Data shown:
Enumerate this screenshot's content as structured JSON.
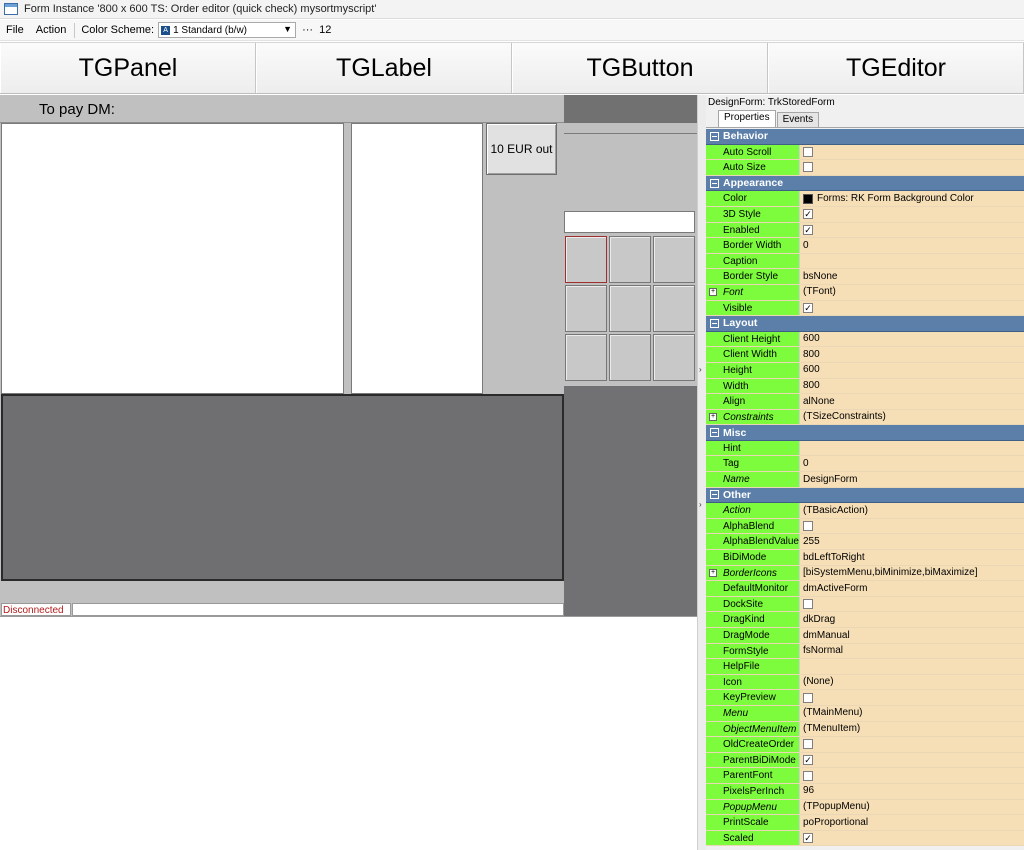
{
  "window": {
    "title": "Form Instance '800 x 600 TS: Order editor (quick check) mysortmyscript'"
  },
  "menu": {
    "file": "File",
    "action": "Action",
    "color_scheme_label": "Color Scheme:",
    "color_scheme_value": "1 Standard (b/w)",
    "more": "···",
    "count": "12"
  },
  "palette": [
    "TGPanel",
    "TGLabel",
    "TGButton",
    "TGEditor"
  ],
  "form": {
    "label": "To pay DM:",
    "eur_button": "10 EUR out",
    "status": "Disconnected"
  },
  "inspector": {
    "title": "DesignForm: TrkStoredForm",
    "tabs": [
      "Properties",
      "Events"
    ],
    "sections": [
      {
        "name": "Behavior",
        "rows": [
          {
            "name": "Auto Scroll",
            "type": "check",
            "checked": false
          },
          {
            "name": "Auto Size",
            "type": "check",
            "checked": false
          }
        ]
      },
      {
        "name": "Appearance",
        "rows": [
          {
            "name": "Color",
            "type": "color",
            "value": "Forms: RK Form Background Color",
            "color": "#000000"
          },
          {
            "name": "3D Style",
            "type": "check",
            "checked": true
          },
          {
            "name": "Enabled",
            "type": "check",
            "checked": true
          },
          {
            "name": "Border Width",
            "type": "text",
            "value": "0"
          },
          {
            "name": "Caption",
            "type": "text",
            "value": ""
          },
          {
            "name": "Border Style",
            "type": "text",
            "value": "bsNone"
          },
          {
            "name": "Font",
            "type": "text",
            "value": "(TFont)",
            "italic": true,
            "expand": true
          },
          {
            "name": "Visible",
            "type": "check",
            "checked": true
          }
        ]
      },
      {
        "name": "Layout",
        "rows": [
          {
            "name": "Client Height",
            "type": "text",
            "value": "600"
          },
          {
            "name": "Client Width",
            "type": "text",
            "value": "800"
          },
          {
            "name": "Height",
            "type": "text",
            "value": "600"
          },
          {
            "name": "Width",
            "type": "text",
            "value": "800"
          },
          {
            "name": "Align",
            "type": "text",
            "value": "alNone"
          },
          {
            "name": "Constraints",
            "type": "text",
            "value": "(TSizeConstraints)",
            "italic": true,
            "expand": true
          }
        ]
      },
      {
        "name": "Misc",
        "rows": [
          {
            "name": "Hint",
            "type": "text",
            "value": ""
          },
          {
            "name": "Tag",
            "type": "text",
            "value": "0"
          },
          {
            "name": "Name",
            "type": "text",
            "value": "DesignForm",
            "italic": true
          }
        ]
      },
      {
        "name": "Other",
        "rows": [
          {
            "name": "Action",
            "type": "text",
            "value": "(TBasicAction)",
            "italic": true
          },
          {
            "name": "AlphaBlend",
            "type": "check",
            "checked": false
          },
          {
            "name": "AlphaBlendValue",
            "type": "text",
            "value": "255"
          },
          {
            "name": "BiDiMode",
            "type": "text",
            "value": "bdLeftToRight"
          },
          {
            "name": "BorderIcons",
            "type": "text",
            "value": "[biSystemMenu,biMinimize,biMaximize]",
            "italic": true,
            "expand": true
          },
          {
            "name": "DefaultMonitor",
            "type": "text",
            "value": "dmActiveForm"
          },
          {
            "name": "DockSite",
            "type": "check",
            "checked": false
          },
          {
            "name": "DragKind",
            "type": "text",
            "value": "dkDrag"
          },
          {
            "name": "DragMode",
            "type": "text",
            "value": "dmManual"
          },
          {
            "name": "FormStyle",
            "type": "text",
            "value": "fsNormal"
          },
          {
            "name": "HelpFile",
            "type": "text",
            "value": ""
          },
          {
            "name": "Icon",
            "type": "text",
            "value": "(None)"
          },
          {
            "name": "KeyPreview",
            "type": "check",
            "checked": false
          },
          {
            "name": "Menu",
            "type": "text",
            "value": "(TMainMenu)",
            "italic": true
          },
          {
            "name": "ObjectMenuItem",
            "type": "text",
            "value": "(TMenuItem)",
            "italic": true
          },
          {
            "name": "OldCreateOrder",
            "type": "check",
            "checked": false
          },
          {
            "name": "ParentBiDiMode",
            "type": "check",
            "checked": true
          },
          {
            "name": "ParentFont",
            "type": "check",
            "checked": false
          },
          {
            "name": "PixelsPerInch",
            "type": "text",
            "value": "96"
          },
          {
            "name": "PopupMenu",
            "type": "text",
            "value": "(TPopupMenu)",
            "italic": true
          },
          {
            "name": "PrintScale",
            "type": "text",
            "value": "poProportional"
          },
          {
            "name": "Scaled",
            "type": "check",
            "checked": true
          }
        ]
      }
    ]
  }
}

Task:
Every entry must be reproduced exactly, with the images left out.

Written solution:
Enumerate this screenshot's content as structured JSON.
{
  "window": {
    "title": "Form Instance '800 x 600 TS: Order editor (quick check) mysortmyscript'"
  },
  "menu": {
    "file": "File",
    "action": "Action",
    "color_scheme_label": "Color Scheme:",
    "color_scheme_value": "1 Standard (b/w)",
    "more": "···",
    "count": "12"
  },
  "palette": [
    "TGPanel",
    "TGLabel",
    "TGButton",
    "TGEditor"
  ],
  "form": {
    "label": "To pay DM:",
    "eur_button": "10 EUR out",
    "status": "Disconnected"
  },
  "inspector": {
    "title": "DesignForm: TrkStoredForm",
    "tabs": [
      "Properties",
      "Events"
    ],
    "sections": [
      {
        "name": "Behavior",
        "rows": [
          {
            "name": "Auto Scroll",
            "type": "check",
            "checked": false
          },
          {
            "name": "Auto Size",
            "type": "check",
            "checked": false
          }
        ]
      },
      {
        "name": "Appearance",
        "rows": [
          {
            "name": "Color",
            "type": "color",
            "value": "Forms: RK Form Background Color",
            "color": "#000000"
          },
          {
            "name": "3D Style",
            "type": "check",
            "checked": true
          },
          {
            "name": "Enabled",
            "type": "check",
            "checked": true
          },
          {
            "name": "Border Width",
            "type": "text",
            "value": "0"
          },
          {
            "name": "Caption",
            "type": "text",
            "value": ""
          },
          {
            "name": "Border Style",
            "type": "text",
            "value": "bsNone"
          },
          {
            "name": "Font",
            "type": "text",
            "value": "(TFont)",
            "italic": true,
            "expand": true
          },
          {
            "name": "Visible",
            "type": "check",
            "checked": true
          }
        ]
      },
      {
        "name": "Layout",
        "rows": [
          {
            "name": "Client Height",
            "type": "text",
            "value": "600"
          },
          {
            "name": "Client Width",
            "type": "text",
            "value": "800"
          },
          {
            "name": "Height",
            "type": "text",
            "value": "600"
          },
          {
            "name": "Width",
            "type": "text",
            "value": "800"
          },
          {
            "name": "Align",
            "type": "text",
            "value": "alNone"
          },
          {
            "name": "Constraints",
            "type": "text",
            "value": "(TSizeConstraints)",
            "italic": true,
            "expand": true
          }
        ]
      },
      {
        "name": "Misc",
        "rows": [
          {
            "name": "Hint",
            "type": "text",
            "value": ""
          },
          {
            "name": "Tag",
            "type": "text",
            "value": "0"
          },
          {
            "name": "Name",
            "type": "text",
            "value": "DesignForm",
            "italic": true
          }
        ]
      },
      {
        "name": "Other",
        "rows": [
          {
            "name": "Action",
            "type": "text",
            "value": "(TBasicAction)",
            "italic": true
          },
          {
            "name": "AlphaBlend",
            "type": "check",
            "checked": false
          },
          {
            "name": "AlphaBlendValue",
            "type": "text",
            "value": "255"
          },
          {
            "name": "BiDiMode",
            "type": "text",
            "value": "bdLeftToRight"
          },
          {
            "name": "BorderIcons",
            "type": "text",
            "value": "[biSystemMenu,biMinimize,biMaximize]",
            "italic": true,
            "expand": true
          },
          {
            "name": "DefaultMonitor",
            "type": "text",
            "value": "dmActiveForm"
          },
          {
            "name": "DockSite",
            "type": "check",
            "checked": false
          },
          {
            "name": "DragKind",
            "type": "text",
            "value": "dkDrag"
          },
          {
            "name": "DragMode",
            "type": "text",
            "value": "dmManual"
          },
          {
            "name": "FormStyle",
            "type": "text",
            "value": "fsNormal"
          },
          {
            "name": "HelpFile",
            "type": "text",
            "value": ""
          },
          {
            "name": "Icon",
            "type": "text",
            "value": "(None)"
          },
          {
            "name": "KeyPreview",
            "type": "check",
            "checked": false
          },
          {
            "name": "Menu",
            "type": "text",
            "value": "(TMainMenu)",
            "italic": true
          },
          {
            "name": "ObjectMenuItem",
            "type": "text",
            "value": "(TMenuItem)",
            "italic": true
          },
          {
            "name": "OldCreateOrder",
            "type": "check",
            "checked": false
          },
          {
            "name": "ParentBiDiMode",
            "type": "check",
            "checked": true
          },
          {
            "name": "ParentFont",
            "type": "check",
            "checked": false
          },
          {
            "name": "PixelsPerInch",
            "type": "text",
            "value": "96"
          },
          {
            "name": "PopupMenu",
            "type": "text",
            "value": "(TPopupMenu)",
            "italic": true
          },
          {
            "name": "PrintScale",
            "type": "text",
            "value": "poProportional"
          },
          {
            "name": "Scaled",
            "type": "check",
            "checked": true
          }
        ]
      }
    ]
  }
}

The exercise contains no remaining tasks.